··· EXCERPTED DATA

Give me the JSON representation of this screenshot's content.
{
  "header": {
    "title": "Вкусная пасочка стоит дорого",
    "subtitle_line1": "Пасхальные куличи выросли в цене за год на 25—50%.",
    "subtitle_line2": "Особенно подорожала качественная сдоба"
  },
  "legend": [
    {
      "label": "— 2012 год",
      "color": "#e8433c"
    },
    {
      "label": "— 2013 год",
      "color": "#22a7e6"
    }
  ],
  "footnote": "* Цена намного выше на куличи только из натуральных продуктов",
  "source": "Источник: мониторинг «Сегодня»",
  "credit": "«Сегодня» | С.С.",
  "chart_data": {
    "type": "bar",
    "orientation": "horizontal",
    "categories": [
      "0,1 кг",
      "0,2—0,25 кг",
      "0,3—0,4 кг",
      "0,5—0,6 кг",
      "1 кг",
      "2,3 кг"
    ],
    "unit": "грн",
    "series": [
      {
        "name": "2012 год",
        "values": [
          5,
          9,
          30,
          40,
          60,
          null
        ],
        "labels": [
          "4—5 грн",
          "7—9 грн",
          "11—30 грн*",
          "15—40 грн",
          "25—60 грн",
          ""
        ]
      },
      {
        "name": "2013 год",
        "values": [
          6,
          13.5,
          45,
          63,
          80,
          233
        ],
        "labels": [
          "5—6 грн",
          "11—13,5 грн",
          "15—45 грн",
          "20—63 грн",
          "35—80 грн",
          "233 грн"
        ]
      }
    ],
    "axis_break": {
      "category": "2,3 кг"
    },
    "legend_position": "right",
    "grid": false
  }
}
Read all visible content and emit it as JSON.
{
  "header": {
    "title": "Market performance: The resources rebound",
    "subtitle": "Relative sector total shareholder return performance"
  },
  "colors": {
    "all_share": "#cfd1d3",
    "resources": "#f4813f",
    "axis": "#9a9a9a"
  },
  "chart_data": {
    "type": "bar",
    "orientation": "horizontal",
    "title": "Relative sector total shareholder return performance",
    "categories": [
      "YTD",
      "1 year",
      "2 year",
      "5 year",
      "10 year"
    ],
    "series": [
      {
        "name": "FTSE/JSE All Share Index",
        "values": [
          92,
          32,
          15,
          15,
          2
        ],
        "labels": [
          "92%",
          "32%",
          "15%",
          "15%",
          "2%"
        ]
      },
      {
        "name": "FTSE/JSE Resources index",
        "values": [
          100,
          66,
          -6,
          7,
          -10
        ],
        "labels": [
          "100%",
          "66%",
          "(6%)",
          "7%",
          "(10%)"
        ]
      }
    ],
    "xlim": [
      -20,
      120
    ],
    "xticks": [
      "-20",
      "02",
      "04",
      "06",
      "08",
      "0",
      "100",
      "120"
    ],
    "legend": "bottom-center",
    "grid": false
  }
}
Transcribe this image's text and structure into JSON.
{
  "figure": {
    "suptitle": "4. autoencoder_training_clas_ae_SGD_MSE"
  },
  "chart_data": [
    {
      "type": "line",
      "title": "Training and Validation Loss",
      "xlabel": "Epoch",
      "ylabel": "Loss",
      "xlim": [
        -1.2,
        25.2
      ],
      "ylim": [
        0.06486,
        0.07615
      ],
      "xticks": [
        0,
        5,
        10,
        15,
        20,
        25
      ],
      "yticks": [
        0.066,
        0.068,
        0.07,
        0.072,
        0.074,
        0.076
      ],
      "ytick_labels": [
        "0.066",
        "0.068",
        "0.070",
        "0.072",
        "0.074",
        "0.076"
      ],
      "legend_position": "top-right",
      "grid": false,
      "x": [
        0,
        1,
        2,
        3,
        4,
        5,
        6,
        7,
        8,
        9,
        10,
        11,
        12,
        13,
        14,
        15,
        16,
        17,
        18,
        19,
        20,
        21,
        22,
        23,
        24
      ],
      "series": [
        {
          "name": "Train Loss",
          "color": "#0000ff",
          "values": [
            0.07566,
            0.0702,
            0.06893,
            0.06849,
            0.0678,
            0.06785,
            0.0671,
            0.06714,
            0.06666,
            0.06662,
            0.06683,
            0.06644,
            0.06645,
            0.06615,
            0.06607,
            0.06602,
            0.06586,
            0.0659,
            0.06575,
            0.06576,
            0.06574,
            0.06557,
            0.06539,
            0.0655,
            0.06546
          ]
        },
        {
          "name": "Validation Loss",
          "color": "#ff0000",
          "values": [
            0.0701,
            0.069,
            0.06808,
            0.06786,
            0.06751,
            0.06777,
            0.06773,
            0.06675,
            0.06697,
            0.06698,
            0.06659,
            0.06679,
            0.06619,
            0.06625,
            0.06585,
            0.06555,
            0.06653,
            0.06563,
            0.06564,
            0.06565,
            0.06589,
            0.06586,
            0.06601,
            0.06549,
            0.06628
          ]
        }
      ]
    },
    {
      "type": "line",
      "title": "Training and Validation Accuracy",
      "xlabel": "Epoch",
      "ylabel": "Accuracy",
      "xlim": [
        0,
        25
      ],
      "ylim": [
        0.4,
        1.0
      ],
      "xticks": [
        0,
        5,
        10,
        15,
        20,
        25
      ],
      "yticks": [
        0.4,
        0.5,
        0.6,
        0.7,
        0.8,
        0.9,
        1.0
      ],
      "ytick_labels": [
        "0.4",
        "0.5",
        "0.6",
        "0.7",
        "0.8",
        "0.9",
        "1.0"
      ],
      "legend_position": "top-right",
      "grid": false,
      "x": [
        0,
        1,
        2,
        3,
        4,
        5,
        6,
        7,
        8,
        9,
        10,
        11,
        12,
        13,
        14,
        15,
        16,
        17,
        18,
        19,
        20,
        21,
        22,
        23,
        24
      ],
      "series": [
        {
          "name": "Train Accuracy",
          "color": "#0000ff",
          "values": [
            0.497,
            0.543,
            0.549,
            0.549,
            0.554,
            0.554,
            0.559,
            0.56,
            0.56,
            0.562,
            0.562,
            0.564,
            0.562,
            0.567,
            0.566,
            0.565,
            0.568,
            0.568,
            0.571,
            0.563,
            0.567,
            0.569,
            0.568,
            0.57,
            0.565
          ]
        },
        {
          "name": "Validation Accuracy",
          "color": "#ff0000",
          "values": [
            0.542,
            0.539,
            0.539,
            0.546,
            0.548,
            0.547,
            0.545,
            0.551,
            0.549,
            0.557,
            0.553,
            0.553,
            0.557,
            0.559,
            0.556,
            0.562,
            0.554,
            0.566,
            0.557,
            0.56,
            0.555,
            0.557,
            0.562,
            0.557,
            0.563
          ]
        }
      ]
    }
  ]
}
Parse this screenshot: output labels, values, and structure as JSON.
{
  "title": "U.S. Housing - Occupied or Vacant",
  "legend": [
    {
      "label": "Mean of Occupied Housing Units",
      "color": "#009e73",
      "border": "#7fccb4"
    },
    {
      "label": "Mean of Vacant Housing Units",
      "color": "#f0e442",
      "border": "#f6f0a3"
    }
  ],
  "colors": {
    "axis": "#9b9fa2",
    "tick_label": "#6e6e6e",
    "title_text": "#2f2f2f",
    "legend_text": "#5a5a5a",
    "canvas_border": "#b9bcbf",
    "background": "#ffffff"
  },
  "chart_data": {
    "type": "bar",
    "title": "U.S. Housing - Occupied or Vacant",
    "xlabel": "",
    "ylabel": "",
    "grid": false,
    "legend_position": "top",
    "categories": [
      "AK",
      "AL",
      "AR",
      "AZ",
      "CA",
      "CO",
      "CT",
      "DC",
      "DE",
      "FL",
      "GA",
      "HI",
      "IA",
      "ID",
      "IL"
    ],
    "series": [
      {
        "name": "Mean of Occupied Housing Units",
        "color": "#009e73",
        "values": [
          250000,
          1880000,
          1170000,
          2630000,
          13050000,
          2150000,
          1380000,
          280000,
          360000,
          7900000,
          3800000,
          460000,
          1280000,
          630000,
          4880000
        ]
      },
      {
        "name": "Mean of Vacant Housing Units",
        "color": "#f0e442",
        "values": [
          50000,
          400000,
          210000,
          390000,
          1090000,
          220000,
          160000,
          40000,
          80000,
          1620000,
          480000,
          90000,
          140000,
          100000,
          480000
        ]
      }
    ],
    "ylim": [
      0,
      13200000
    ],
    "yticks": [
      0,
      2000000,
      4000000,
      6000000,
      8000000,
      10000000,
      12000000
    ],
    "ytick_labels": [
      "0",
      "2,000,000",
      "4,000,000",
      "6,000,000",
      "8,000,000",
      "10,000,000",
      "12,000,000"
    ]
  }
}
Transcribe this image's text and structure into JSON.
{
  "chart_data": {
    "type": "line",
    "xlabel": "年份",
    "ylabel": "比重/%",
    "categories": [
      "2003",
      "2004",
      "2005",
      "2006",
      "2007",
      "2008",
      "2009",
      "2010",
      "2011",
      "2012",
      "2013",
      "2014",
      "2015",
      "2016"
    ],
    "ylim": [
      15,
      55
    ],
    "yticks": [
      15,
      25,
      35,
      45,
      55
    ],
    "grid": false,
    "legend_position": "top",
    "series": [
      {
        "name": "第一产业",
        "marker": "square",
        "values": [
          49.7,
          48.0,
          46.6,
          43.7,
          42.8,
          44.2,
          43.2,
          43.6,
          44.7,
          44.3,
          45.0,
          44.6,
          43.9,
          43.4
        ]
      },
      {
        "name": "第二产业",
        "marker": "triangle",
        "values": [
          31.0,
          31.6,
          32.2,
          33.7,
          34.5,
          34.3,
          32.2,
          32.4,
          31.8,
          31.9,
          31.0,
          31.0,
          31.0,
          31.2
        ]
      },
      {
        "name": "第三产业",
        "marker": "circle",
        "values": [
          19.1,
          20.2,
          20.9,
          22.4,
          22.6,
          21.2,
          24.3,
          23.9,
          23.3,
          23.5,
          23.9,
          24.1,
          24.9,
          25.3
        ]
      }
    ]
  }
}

······

_TASK TO CARRY OUT:_ Pull out all lines containing "return".

_ANSWER TO THE PROBLEM:_
    "subtitle": "Relative sector total shareholder return performance"
    "title": "Relative sector total shareholder return performance",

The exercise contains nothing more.